Stored entries
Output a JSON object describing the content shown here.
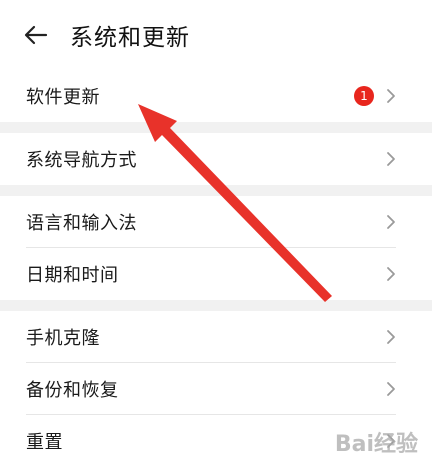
{
  "header": {
    "title": "系统和更新",
    "back_icon": "back-arrow-icon"
  },
  "groups": [
    [
      {
        "label": "软件更新",
        "badge": "1"
      }
    ],
    [
      {
        "label": "系统导航方式"
      }
    ],
    [
      {
        "label": "语言和输入法"
      },
      {
        "label": "日期和时间"
      }
    ],
    [
      {
        "label": "手机克隆"
      },
      {
        "label": "备份和恢复"
      },
      {
        "label": "重置"
      }
    ]
  ],
  "colors": {
    "badge": "#e8261d",
    "annotation_arrow": "#e8322a",
    "divider": "#f1f1f1"
  },
  "watermark": "Bai经验"
}
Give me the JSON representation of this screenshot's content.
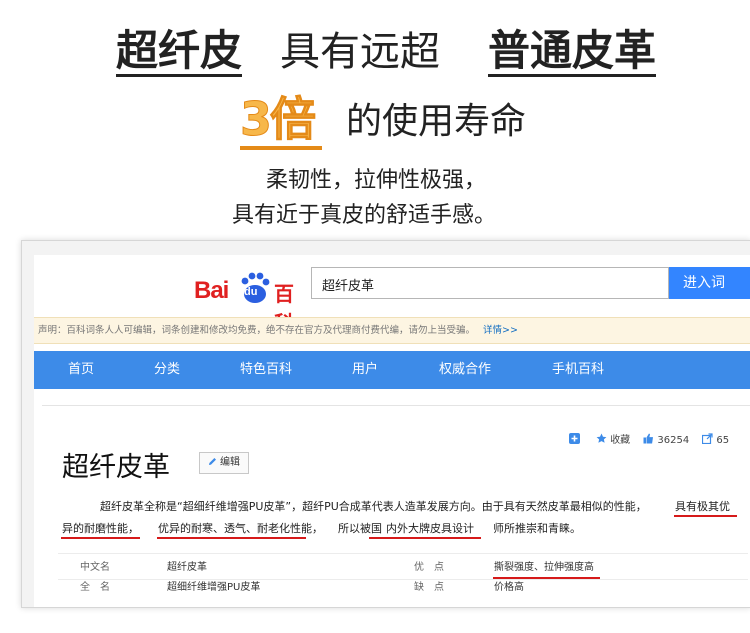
{
  "headline": {
    "line1_a": "超纤皮",
    "line1_b": "具有远超",
    "line1_c": "普通皮革",
    "line2_number": "3倍",
    "line2_tail": "的使用寿命",
    "line3": "柔韧性，拉伸性极强，",
    "line4": "具有近于真皮的舒适手感。"
  },
  "colors": {
    "accent_orange": "#f7b74a",
    "baidu_red": "#e02020",
    "baidu_blue": "#3d8be8",
    "underline_red": "#d61a1a"
  },
  "baike": {
    "logo": {
      "bai": "Bai",
      "du": "du",
      "baike": "百科"
    },
    "search": {
      "value": "超纤皮革",
      "button_label": "进入词"
    },
    "notice": {
      "text": "声明：百科词条人人可编辑，词条创建和修改均免费，绝不存在官方及代理商付费代编，请勿上当受骗。",
      "link": "详情>>"
    },
    "nav": [
      "首页",
      "分类",
      "特色百科",
      "用户",
      "权威合作",
      "手机百科"
    ],
    "tools": {
      "collect": "收藏",
      "likes": "36254",
      "share": "65"
    },
    "entry": {
      "title": "超纤皮革",
      "edit_label": "编辑",
      "para_1a": "超纤皮革全称是“超细纤维增强PU皮革”，超纤PU合成革代表人造革发展方向。由于具有天然皮革最相似的性能，",
      "para_1b": "具有极其优",
      "para_2a": "异的耐磨性能，",
      "para_2b": "优异的耐寒、透气、耐老化性能，",
      "para_2c": "所以被国",
      "para_2d": "内外大牌皮具设计",
      "para_2e": "师所推崇和青睐。"
    },
    "infobox": [
      {
        "key": "中文名",
        "value": "超纤皮革",
        "key2": "优　点",
        "value2": "撕裂强度、拉伸强度高"
      },
      {
        "key": "全　名",
        "value": "超细纤维增强PU皮革",
        "key2": "缺　点",
        "value2": "价格高"
      }
    ]
  }
}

STATED EXERCISE:
Show all lines in the entries above where the string "超细纤维增强PU皮革" appears.

TASK SOLUTION:
      "para_1a": "超纤皮革全称是“超细纤维增强PU皮革”，超纤PU合成革代表人造革发展方向。由于具有天然皮革最相似的性能，",
        "value": "超细纤维增强PU皮革",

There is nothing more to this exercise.